Copy all lines below containing "Saturday".

Provided data:
__________

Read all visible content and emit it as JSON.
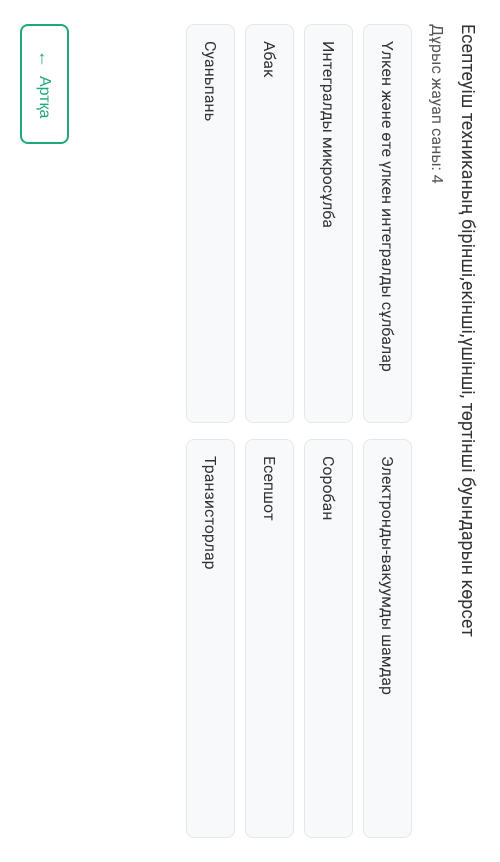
{
  "question": {
    "text": "Есептеуіш техниканың бірінші,екінші,үшінші, төртінші буындарын көрсет",
    "answer_count_label": "Дұрыс жауап саны: 4"
  },
  "column_left": [
    "Үлкен және өте үлкен интегралды сұлбалар",
    "Интегралды микросұлба",
    "Абак",
    "Суаньпань"
  ],
  "column_right": [
    "Электронды-вакуумды шамдар",
    "Соробан",
    "Есепшот",
    "Транзисторлар"
  ],
  "buttons": {
    "back_label": "Артқа",
    "back_arrow": "←"
  }
}
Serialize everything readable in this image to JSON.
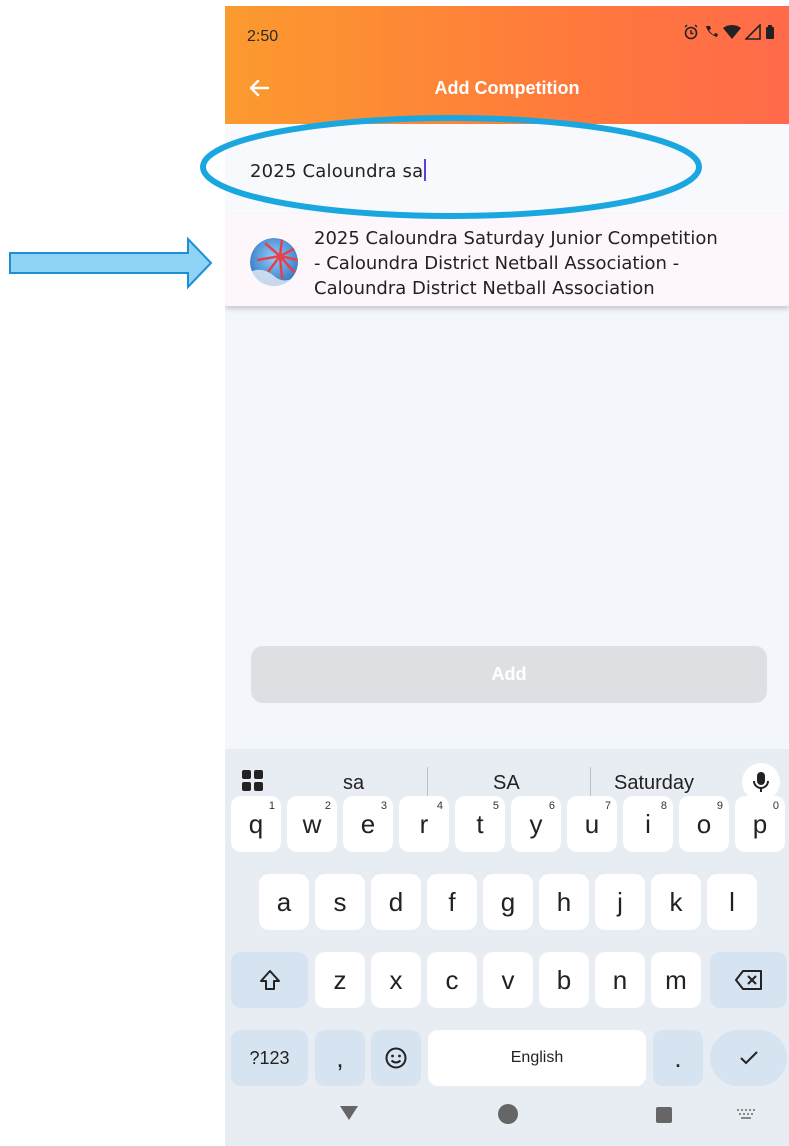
{
  "status_bar": {
    "time": "2:50",
    "icons": [
      "alarm-icon",
      "call-icon",
      "wifi-icon",
      "signal-icon",
      "battery-icon"
    ]
  },
  "appbar": {
    "title": "Add Competition",
    "back_icon": "back-arrow-icon"
  },
  "search": {
    "value": "2025 Caloundra sa"
  },
  "suggestion": {
    "lines": [
      "2025 Caloundra Saturday Junior Competition",
      "- Caloundra District Netball Association -",
      "Caloundra District Netball Association"
    ]
  },
  "add_button": {
    "label": "Add"
  },
  "keyboard": {
    "suggestions": [
      "sa",
      "SA",
      "Saturday"
    ],
    "row1": [
      {
        "k": "q",
        "s": "1"
      },
      {
        "k": "w",
        "s": "2"
      },
      {
        "k": "e",
        "s": "3"
      },
      {
        "k": "r",
        "s": "4"
      },
      {
        "k": "t",
        "s": "5"
      },
      {
        "k": "y",
        "s": "6"
      },
      {
        "k": "u",
        "s": "7"
      },
      {
        "k": "i",
        "s": "8"
      },
      {
        "k": "o",
        "s": "9"
      },
      {
        "k": "p",
        "s": "0"
      }
    ],
    "row2": [
      "a",
      "s",
      "d",
      "f",
      "g",
      "h",
      "j",
      "k",
      "l"
    ],
    "row3": [
      "z",
      "x",
      "c",
      "v",
      "b",
      "n",
      "m"
    ],
    "symbols_label": "?123",
    "comma_label": ",",
    "space_label": "English",
    "period_label": "."
  },
  "colors": {
    "appbar_start": "#fb9a2e",
    "appbar_end": "#ff6a4a",
    "annotation": "#1aa7e0"
  }
}
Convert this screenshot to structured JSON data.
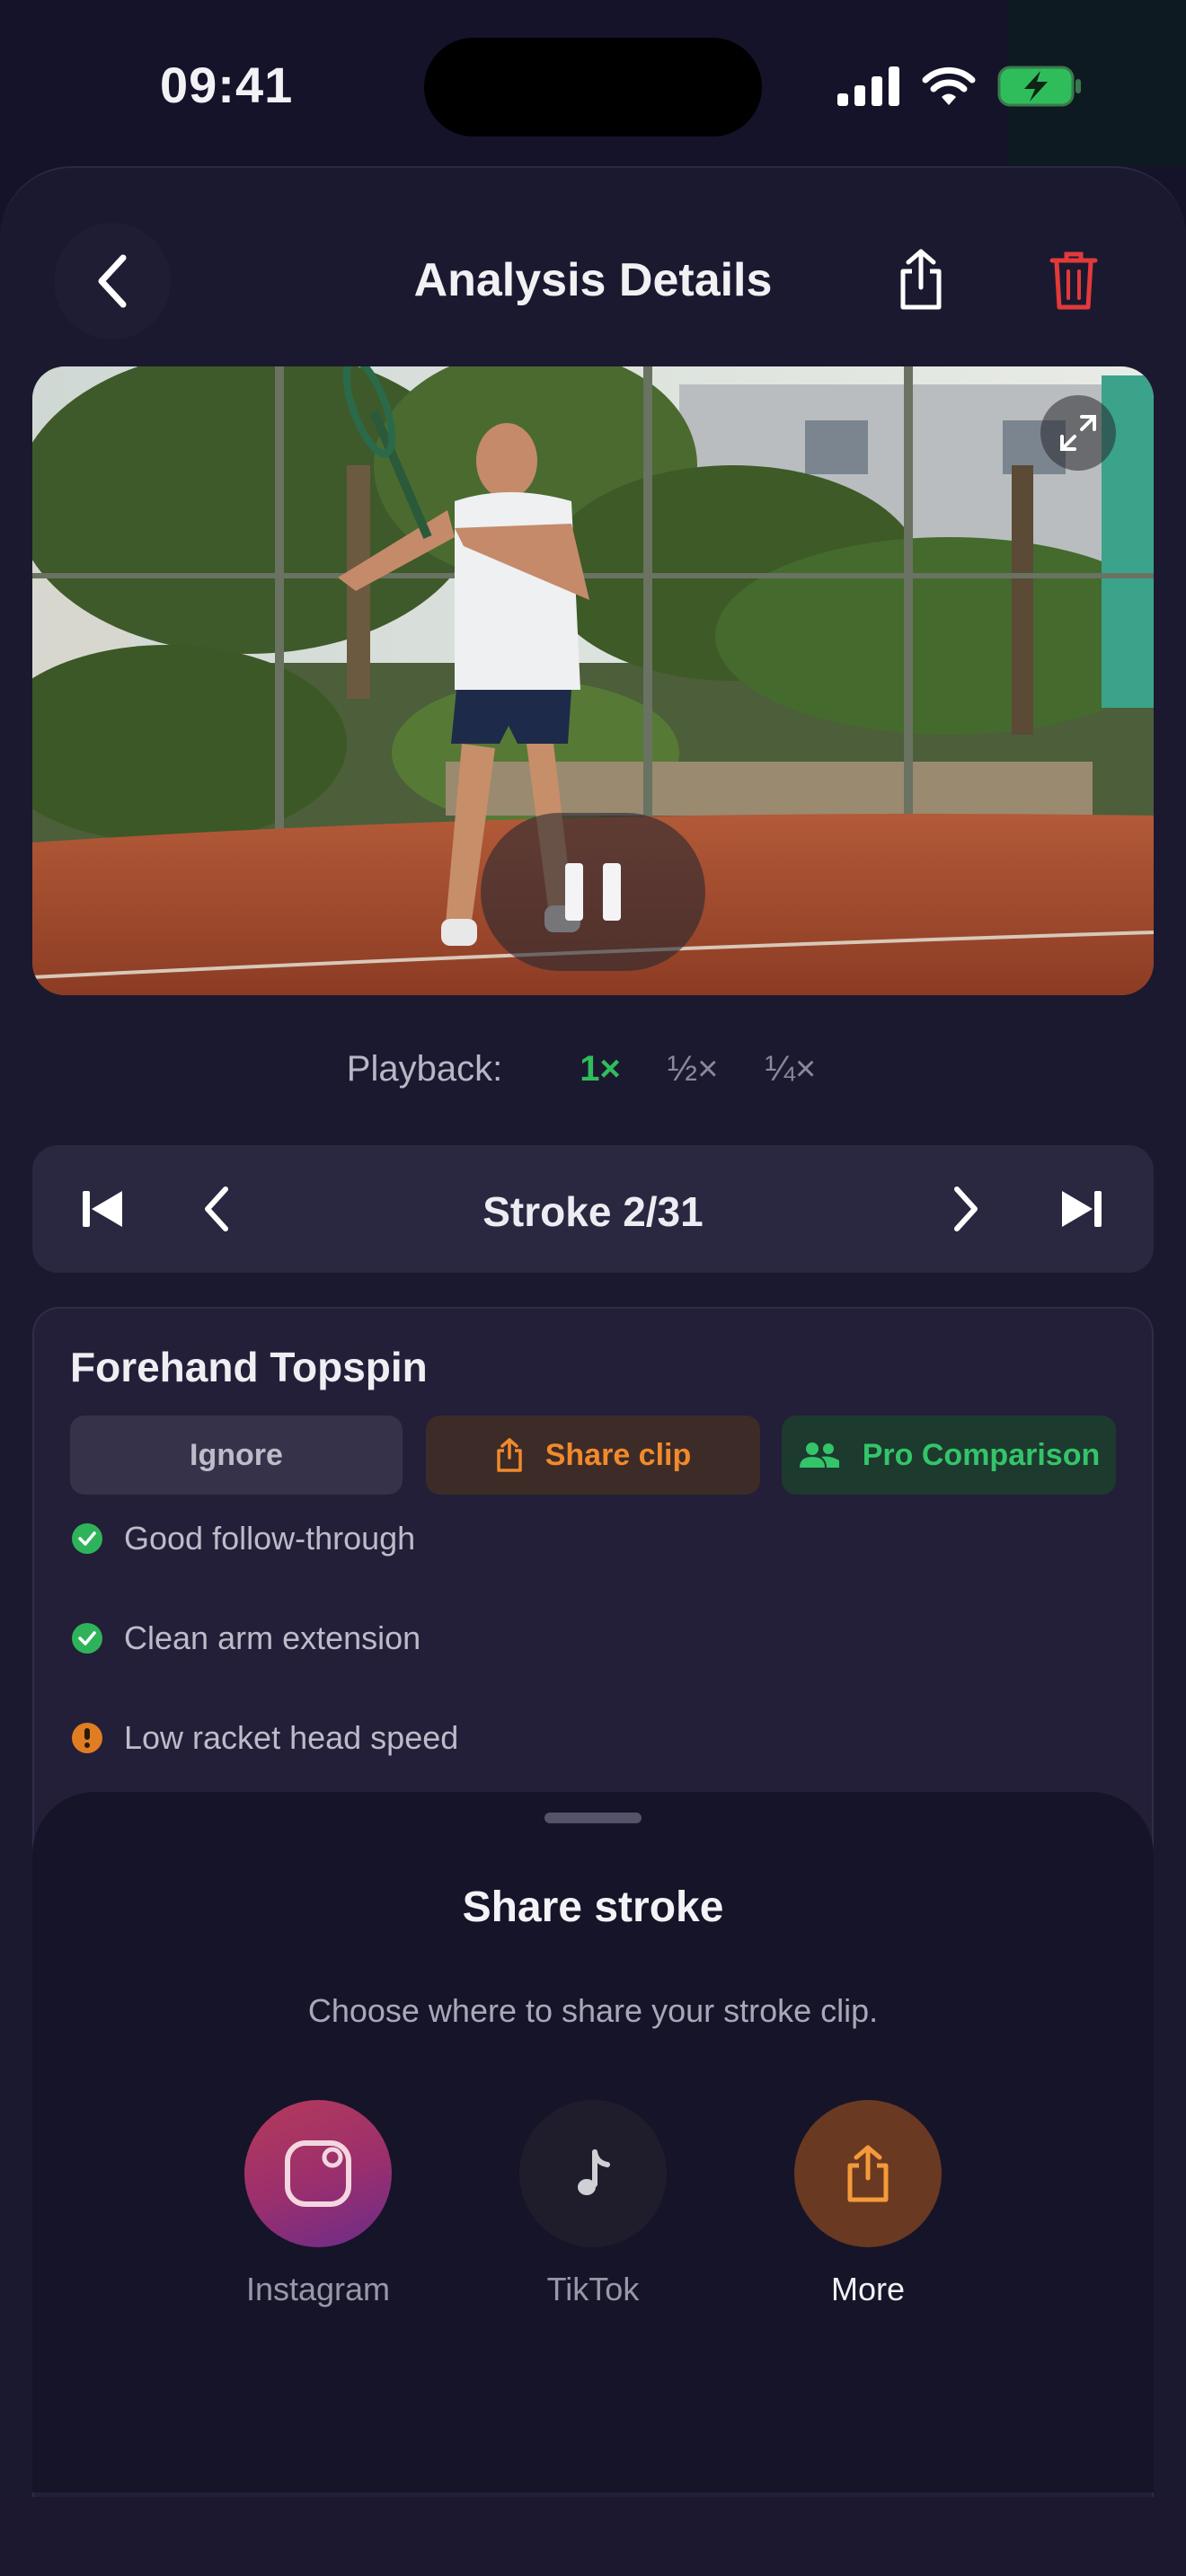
{
  "status_bar": {
    "time": "09:41"
  },
  "header": {
    "title": "Analysis Details"
  },
  "video": {
    "state": "playing"
  },
  "playback": {
    "label": "Playback:",
    "speeds": [
      "1×",
      "½×",
      "¼×"
    ],
    "selected": "1×"
  },
  "stroke_nav": {
    "label": "Stroke 2/31"
  },
  "analysis": {
    "stroke_type": "Forehand Topspin",
    "buttons": {
      "ignore": "Ignore",
      "share": "Share clip",
      "pro": "Pro Comparison"
    },
    "feedback": [
      {
        "text": "Good follow-through",
        "status": "ok"
      },
      {
        "text": "Clean arm extension",
        "status": "ok"
      },
      {
        "text": "Low racket head speed",
        "status": "warn"
      }
    ]
  },
  "share_sheet": {
    "title": "Share stroke",
    "subtitle": "Choose where to share your stroke clip.",
    "options": [
      {
        "label": "Instagram",
        "icon": "instagram-icon"
      },
      {
        "label": "TikTok",
        "icon": "tiktok-icon"
      },
      {
        "label": "More",
        "icon": "share-icon"
      }
    ]
  },
  "colors": {
    "accent_green": "#2fbd5c",
    "accent_orange": "#f08a2c",
    "danger_red": "#e23a3a"
  }
}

__________

Answer in full:
      "2025 Caloundra Saturday Junior Competition",
      "Saturday"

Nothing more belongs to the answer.